***** Task data

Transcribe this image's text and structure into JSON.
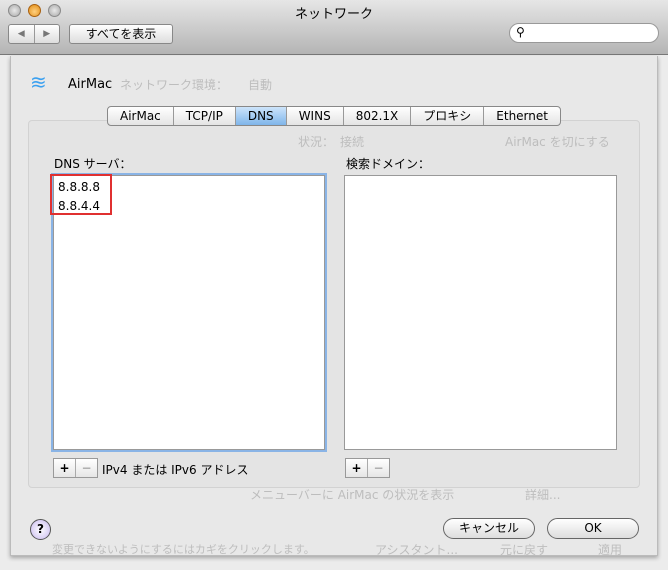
{
  "window": {
    "title": "ネットワーク",
    "show_all": "すべてを表示",
    "search_placeholder": ""
  },
  "background": {
    "location_label": "ネットワーク環境：",
    "location_value": "自動",
    "status_label": "状況：",
    "status_value": "接続",
    "airmac_off": "AirMac を切にする",
    "menubar": "メニューバーに AirMac の状況を表示",
    "advanced": "詳細...",
    "lock_text": "変更できないようにするにはカギをクリックします。",
    "assistant": "アシスタント...",
    "revert": "元に戻す",
    "apply": "適用"
  },
  "sheet": {
    "interface": "AirMac",
    "tabs": [
      "AirMac",
      "TCP/IP",
      "DNS",
      "WINS",
      "802.1X",
      "プロキシ",
      "Ethernet"
    ],
    "selected_tab": "DNS",
    "dns_label": "DNS サーバ：",
    "dns_servers": [
      "8.8.8.8",
      "8.8.4.4"
    ],
    "search_label": "検索ドメイン：",
    "dns_hint": "IPv4 または IPv6 アドレス",
    "plus": "+",
    "minus": "−",
    "help": "?",
    "cancel": "キャンセル",
    "ok": "OK"
  },
  "colors": {
    "highlight": "#e03030",
    "selected_tab": "#7fb5ea"
  }
}
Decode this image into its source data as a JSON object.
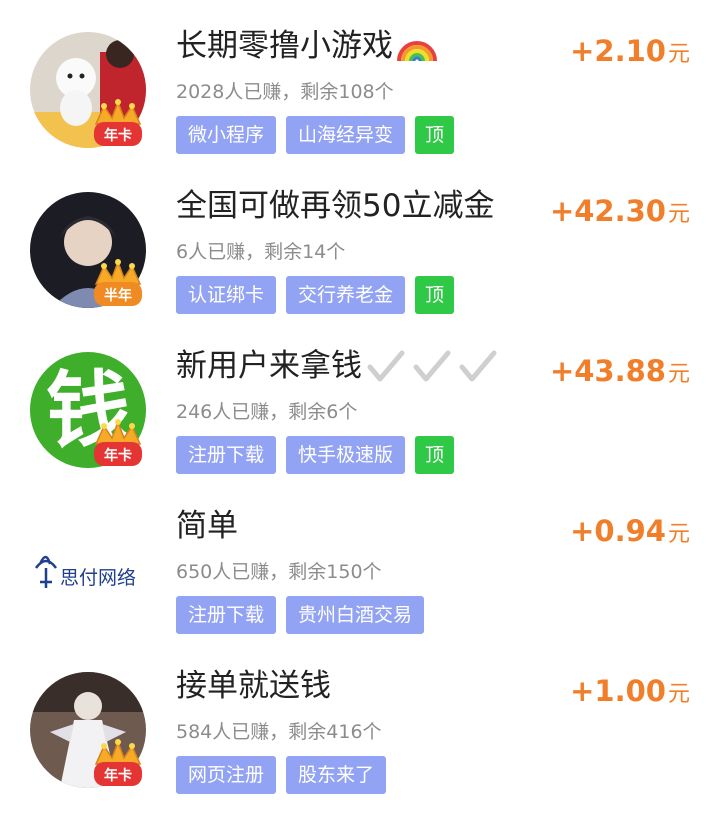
{
  "colors": {
    "reward": "#f07e2a",
    "tag": "#93a3f4",
    "top_tag": "#30c847"
  },
  "tasks": [
    {
      "title": "长期零撸小游戏",
      "title_emoji": "rainbow-icon",
      "stats": "2028人已赚，剩余108个",
      "tags": [
        "微小程序",
        "山海经异变"
      ],
      "top_label": "顶",
      "reward": "+2.10",
      "unit": "元",
      "badge": "年卡"
    },
    {
      "title": "全国可做再领50立减金",
      "stats": "6人已赚，剩余14个",
      "tags": [
        "认证绑卡",
        "交行养老金"
      ],
      "top_label": "顶",
      "reward": "+42.30",
      "unit": "元",
      "badge": "半年"
    },
    {
      "title": "新用户来拿钱",
      "title_emoji": "check-marks-icon",
      "stats": "246人已赚，剩余6个",
      "tags": [
        "注册下载",
        "快手极速版"
      ],
      "top_label": "顶",
      "reward": "+43.88",
      "unit": "元",
      "badge": "年卡",
      "avatar_text": "钱"
    },
    {
      "title": "简单",
      "stats": "650人已赚，剩余150个",
      "tags": [
        "注册下载",
        "贵州白酒交易"
      ],
      "reward": "+0.94",
      "unit": "元",
      "avatar_text": "思付网络"
    },
    {
      "title": "接单就送钱",
      "stats": "584人已赚，剩余416个",
      "tags": [
        "网页注册",
        "股东来了"
      ],
      "reward": "+1.00",
      "unit": "元",
      "badge": "年卡"
    }
  ]
}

**********

» What to work on:
List each line in the listing that contains the string "JSON".

» Complete output:
Transcribe this image's text and structure into JSON.
Decode this image into its source data as a JSON object.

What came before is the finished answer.